TASK REQUIREMENTS: Extract every line that includes the string "this".

A block of data:
------------------------------------------------------------

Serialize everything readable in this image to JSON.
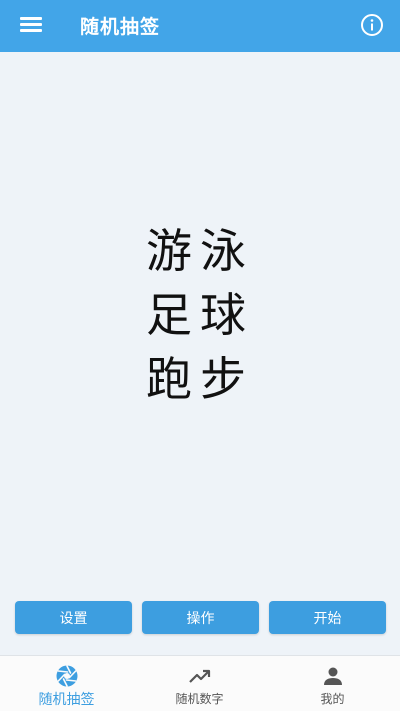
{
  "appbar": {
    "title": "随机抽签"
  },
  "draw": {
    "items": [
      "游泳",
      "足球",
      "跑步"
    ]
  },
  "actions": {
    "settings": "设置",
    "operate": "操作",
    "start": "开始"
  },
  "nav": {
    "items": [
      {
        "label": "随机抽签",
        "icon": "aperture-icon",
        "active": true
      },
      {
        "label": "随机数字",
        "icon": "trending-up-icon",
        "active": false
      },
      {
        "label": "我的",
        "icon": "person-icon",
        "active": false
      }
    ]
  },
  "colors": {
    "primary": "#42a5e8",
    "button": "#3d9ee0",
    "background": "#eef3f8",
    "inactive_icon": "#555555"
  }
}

------------------------------------------------------------

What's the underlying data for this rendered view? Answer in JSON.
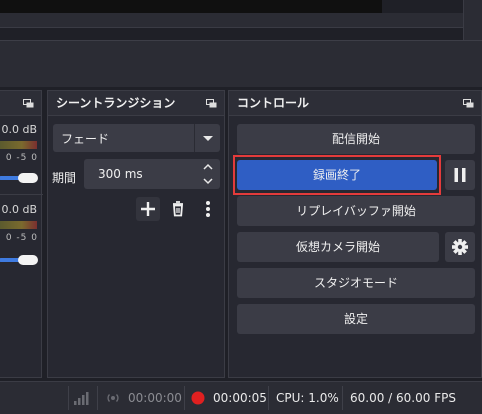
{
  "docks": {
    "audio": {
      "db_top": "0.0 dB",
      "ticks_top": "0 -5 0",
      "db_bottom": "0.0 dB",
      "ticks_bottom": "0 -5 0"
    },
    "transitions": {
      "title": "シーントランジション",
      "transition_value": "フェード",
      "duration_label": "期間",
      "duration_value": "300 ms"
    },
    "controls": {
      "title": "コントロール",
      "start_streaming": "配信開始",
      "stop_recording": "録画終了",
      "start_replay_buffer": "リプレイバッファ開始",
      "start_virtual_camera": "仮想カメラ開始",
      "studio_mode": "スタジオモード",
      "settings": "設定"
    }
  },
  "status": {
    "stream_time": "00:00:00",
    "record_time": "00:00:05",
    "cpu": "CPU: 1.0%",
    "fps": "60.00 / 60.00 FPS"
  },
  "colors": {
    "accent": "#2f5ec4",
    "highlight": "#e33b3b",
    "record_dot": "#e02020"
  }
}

------------------------------------------------------------

OUTPUT BELOW:
Serialize everything readable in this image to JSON.
What's the underlying data for this rendered view? Answer in JSON.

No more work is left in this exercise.